(begin)
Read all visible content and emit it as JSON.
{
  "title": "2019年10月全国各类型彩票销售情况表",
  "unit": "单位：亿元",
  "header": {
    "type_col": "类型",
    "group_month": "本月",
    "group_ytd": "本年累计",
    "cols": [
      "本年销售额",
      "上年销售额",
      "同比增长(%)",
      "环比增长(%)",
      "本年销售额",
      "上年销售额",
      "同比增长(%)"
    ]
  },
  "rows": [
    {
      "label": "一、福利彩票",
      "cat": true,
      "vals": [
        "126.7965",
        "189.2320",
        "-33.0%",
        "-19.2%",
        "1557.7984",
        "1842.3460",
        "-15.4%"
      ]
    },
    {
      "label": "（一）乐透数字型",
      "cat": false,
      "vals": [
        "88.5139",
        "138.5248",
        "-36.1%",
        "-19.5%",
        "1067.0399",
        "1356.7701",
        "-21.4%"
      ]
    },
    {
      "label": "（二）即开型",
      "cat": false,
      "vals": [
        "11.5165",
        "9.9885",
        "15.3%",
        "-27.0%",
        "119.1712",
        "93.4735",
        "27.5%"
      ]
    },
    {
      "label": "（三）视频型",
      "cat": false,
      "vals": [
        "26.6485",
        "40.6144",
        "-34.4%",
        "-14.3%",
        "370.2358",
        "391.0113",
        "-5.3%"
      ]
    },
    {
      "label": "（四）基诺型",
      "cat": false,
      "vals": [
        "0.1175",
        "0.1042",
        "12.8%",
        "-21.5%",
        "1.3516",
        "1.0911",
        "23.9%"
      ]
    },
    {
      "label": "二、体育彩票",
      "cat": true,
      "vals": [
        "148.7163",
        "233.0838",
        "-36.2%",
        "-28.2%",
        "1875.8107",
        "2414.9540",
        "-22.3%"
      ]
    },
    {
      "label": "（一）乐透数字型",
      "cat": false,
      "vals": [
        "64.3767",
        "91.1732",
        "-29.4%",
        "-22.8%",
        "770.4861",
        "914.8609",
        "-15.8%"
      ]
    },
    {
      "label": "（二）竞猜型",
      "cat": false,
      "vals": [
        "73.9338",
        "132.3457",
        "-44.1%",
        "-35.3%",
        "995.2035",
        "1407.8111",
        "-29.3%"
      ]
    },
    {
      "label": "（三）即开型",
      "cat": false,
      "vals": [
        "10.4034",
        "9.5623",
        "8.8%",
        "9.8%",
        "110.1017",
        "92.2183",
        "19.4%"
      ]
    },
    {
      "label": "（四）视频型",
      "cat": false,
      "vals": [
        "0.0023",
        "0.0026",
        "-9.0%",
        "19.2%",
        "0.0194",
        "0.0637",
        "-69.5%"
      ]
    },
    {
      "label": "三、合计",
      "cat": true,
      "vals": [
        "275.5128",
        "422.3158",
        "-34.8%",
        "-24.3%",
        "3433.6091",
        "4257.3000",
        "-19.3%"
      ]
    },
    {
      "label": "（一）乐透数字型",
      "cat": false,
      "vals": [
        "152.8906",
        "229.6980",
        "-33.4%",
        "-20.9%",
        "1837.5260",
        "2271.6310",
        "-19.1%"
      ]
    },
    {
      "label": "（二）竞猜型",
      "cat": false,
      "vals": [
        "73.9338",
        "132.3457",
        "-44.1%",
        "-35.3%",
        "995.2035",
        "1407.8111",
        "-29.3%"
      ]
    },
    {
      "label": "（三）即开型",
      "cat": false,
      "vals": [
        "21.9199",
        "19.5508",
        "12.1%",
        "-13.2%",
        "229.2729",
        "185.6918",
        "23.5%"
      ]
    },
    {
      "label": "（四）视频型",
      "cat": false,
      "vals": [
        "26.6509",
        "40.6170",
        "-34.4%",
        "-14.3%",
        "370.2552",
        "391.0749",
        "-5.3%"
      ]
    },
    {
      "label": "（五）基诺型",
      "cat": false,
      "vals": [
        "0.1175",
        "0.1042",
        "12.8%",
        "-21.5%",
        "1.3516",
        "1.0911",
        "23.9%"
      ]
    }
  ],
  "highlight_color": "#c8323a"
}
(end)
### What is required
Reproduce every entry shown above, precisely as it stands.

### Answer for the task
Read all visible content and emit it as JSON.
{
  "title": "2019年10月全国各类型彩票销售情况表",
  "unit": "单位：亿元",
  "header": {
    "type_col": "类型",
    "group_month": "本月",
    "group_ytd": "本年累计",
    "cols": [
      "本年销售额",
      "上年销售额",
      "同比增长(%)",
      "环比增长(%)",
      "本年销售额",
      "上年销售额",
      "同比增长(%)"
    ]
  },
  "rows": [
    {
      "label": "一、福利彩票",
      "cat": true,
      "vals": [
        "126.7965",
        "189.2320",
        "-33.0%",
        "-19.2%",
        "1557.7984",
        "1842.3460",
        "-15.4%"
      ]
    },
    {
      "label": "（一）乐透数字型",
      "cat": false,
      "vals": [
        "88.5139",
        "138.5248",
        "-36.1%",
        "-19.5%",
        "1067.0399",
        "1356.7701",
        "-21.4%"
      ]
    },
    {
      "label": "（二）即开型",
      "cat": false,
      "vals": [
        "11.5165",
        "9.9885",
        "15.3%",
        "-27.0%",
        "119.1712",
        "93.4735",
        "27.5%"
      ]
    },
    {
      "label": "（三）视频型",
      "cat": false,
      "vals": [
        "26.6485",
        "40.6144",
        "-34.4%",
        "-14.3%",
        "370.2358",
        "391.0113",
        "-5.3%"
      ]
    },
    {
      "label": "（四）基诺型",
      "cat": false,
      "vals": [
        "0.1175",
        "0.1042",
        "12.8%",
        "-21.5%",
        "1.3516",
        "1.0911",
        "23.9%"
      ]
    },
    {
      "label": "二、体育彩票",
      "cat": true,
      "vals": [
        "148.7163",
        "233.0838",
        "-36.2%",
        "-28.2%",
        "1875.8107",
        "2414.9540",
        "-22.3%"
      ]
    },
    {
      "label": "（一）乐透数字型",
      "cat": false,
      "vals": [
        "64.3767",
        "91.1732",
        "-29.4%",
        "-22.8%",
        "770.4861",
        "914.8609",
        "-15.8%"
      ]
    },
    {
      "label": "（二）竞猜型",
      "cat": false,
      "vals": [
        "73.9338",
        "132.3457",
        "-44.1%",
        "-35.3%",
        "995.2035",
        "1407.8111",
        "-29.3%"
      ]
    },
    {
      "label": "（三）即开型",
      "cat": false,
      "vals": [
        "10.4034",
        "9.5623",
        "8.8%",
        "9.8%",
        "110.1017",
        "92.2183",
        "19.4%"
      ]
    },
    {
      "label": "（四）视频型",
      "cat": false,
      "vals": [
        "0.0023",
        "0.0026",
        "-9.0%",
        "19.2%",
        "0.0194",
        "0.0637",
        "-69.5%"
      ]
    },
    {
      "label": "三、合计",
      "cat": true,
      "vals": [
        "275.5128",
        "422.3158",
        "-34.8%",
        "-24.3%",
        "3433.6091",
        "4257.3000",
        "-19.3%"
      ]
    },
    {
      "label": "（一）乐透数字型",
      "cat": false,
      "vals": [
        "152.8906",
        "229.6980",
        "-33.4%",
        "-20.9%",
        "1837.5260",
        "2271.6310",
        "-19.1%"
      ]
    },
    {
      "label": "（二）竞猜型",
      "cat": false,
      "vals": [
        "73.9338",
        "132.3457",
        "-44.1%",
        "-35.3%",
        "995.2035",
        "1407.8111",
        "-29.3%"
      ]
    },
    {
      "label": "（三）即开型",
      "cat": false,
      "vals": [
        "21.9199",
        "19.5508",
        "12.1%",
        "-13.2%",
        "229.2729",
        "185.6918",
        "23.5%"
      ]
    },
    {
      "label": "（四）视频型",
      "cat": false,
      "vals": [
        "26.6509",
        "40.6170",
        "-34.4%",
        "-14.3%",
        "370.2552",
        "391.0749",
        "-5.3%"
      ]
    },
    {
      "label": "（五）基诺型",
      "cat": false,
      "vals": [
        "0.1175",
        "0.1042",
        "12.8%",
        "-21.5%",
        "1.3516",
        "1.0911",
        "23.9%"
      ]
    }
  ],
  "highlight_color": "#c8323a"
}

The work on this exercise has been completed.